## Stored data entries

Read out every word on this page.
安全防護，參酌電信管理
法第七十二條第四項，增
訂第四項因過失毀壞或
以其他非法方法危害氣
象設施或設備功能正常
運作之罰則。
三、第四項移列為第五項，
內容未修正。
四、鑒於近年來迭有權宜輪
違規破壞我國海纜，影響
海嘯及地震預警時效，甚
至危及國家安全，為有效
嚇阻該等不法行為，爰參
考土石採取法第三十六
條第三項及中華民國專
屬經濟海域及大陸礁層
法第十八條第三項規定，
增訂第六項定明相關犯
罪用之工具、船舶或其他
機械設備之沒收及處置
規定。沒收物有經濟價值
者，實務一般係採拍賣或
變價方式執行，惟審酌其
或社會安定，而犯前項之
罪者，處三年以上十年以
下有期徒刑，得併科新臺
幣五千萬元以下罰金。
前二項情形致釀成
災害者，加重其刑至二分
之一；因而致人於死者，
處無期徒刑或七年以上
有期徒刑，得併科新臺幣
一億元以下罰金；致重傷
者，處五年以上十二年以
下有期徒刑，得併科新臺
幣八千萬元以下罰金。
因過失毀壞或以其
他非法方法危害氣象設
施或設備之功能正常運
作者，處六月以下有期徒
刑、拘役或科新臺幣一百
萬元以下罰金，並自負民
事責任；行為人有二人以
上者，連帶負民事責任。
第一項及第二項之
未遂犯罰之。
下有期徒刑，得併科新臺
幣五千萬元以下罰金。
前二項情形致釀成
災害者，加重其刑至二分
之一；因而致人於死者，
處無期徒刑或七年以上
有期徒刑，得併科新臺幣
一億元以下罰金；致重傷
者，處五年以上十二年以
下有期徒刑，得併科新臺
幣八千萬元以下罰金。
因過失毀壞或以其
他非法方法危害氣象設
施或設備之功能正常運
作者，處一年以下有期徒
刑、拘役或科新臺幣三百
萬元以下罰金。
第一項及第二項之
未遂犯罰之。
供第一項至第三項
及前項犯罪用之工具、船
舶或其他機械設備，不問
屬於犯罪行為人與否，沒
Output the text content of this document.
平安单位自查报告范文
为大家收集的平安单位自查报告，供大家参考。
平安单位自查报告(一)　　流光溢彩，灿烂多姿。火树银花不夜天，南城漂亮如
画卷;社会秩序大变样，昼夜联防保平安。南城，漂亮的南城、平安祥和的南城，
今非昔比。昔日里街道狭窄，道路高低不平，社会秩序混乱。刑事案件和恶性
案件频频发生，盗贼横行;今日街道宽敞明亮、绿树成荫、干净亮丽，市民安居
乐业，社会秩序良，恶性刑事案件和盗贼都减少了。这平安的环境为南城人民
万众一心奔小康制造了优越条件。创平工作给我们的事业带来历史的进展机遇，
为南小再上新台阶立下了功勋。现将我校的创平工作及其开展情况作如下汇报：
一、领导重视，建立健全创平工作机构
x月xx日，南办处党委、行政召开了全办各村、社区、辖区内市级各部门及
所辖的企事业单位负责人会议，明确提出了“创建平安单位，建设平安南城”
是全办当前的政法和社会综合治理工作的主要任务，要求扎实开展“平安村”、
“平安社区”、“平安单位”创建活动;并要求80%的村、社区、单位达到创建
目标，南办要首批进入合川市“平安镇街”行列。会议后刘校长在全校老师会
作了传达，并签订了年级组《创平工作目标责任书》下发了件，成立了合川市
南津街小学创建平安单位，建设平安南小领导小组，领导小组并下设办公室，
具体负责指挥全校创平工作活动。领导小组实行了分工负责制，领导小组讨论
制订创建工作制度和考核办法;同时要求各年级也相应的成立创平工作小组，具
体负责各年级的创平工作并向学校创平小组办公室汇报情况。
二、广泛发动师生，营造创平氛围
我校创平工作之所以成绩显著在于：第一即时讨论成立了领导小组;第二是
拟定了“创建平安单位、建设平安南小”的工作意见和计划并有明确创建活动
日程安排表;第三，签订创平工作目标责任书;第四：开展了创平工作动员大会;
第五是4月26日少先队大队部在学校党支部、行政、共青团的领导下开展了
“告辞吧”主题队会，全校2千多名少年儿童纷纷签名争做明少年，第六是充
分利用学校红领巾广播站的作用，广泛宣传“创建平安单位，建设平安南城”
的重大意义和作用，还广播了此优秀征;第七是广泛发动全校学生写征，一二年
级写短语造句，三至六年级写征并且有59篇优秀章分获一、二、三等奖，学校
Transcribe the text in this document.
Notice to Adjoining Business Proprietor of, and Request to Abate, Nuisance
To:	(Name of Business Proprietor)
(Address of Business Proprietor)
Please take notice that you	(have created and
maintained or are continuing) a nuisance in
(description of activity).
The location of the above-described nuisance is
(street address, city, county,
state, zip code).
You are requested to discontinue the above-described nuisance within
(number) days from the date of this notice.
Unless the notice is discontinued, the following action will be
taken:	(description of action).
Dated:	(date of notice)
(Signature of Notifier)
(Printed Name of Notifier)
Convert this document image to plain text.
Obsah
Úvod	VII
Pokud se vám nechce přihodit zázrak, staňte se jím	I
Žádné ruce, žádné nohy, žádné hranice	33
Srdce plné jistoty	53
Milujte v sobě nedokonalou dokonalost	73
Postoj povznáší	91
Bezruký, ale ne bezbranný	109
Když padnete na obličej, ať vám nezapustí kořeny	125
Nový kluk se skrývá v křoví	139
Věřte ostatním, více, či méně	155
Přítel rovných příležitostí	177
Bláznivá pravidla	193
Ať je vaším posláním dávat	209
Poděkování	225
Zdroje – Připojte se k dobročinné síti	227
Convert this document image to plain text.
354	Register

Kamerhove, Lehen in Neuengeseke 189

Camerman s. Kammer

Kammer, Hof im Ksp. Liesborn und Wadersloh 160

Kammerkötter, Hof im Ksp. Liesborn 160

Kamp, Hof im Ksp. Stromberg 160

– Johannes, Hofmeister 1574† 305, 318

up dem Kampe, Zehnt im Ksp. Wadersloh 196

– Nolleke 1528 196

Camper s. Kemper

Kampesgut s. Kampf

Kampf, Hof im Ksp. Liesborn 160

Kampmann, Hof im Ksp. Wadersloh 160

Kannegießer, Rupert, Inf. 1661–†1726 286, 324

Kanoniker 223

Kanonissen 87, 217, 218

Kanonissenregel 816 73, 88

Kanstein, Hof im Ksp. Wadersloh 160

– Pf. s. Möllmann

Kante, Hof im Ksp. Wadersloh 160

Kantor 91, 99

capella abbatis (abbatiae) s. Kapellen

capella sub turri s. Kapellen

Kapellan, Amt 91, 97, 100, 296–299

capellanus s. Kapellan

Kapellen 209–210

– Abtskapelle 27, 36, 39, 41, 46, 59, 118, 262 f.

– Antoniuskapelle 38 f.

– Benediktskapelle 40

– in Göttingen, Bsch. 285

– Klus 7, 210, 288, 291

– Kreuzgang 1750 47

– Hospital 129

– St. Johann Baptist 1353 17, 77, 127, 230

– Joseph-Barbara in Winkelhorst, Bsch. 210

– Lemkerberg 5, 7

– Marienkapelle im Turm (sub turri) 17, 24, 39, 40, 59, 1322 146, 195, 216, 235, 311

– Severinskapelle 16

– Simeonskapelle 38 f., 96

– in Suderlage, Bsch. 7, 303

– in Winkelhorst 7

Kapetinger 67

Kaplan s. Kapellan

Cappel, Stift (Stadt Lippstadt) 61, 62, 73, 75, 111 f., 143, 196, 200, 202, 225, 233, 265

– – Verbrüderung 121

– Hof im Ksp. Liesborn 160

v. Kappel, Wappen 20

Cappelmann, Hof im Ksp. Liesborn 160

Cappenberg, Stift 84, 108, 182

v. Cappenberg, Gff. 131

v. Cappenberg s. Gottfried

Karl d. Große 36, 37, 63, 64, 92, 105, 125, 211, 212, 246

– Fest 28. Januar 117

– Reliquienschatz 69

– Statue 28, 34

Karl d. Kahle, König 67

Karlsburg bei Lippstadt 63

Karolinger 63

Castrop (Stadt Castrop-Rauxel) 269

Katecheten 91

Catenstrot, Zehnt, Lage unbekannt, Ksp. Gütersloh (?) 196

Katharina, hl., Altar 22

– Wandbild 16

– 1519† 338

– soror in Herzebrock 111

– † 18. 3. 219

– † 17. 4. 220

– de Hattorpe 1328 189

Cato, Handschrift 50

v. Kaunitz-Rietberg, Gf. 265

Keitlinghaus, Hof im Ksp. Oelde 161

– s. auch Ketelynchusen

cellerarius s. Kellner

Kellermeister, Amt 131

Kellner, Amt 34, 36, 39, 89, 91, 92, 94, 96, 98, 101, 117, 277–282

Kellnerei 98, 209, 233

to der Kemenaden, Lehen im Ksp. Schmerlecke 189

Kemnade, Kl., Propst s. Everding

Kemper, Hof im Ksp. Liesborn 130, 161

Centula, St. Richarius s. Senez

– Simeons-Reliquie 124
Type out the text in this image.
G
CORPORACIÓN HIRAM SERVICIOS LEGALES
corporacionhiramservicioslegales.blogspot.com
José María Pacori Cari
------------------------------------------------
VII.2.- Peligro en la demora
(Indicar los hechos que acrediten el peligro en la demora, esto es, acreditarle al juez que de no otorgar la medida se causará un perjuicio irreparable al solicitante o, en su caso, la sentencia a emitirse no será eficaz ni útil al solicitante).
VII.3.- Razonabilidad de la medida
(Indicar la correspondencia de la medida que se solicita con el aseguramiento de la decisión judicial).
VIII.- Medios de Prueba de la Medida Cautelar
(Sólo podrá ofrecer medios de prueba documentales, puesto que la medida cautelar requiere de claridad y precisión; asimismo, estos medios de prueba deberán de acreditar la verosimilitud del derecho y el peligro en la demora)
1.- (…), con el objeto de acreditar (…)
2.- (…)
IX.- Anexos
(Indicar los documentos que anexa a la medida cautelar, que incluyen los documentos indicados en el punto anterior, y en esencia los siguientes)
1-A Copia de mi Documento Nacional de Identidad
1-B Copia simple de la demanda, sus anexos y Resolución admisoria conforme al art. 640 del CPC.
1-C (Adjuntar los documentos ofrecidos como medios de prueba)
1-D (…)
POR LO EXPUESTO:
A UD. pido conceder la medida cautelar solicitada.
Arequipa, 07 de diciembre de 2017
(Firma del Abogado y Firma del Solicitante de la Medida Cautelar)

## Stated exercise
Go through the entries above and copy every line containing "date".

## Written solution
(number) days from the date of this notice.
Dated:	(date of notice)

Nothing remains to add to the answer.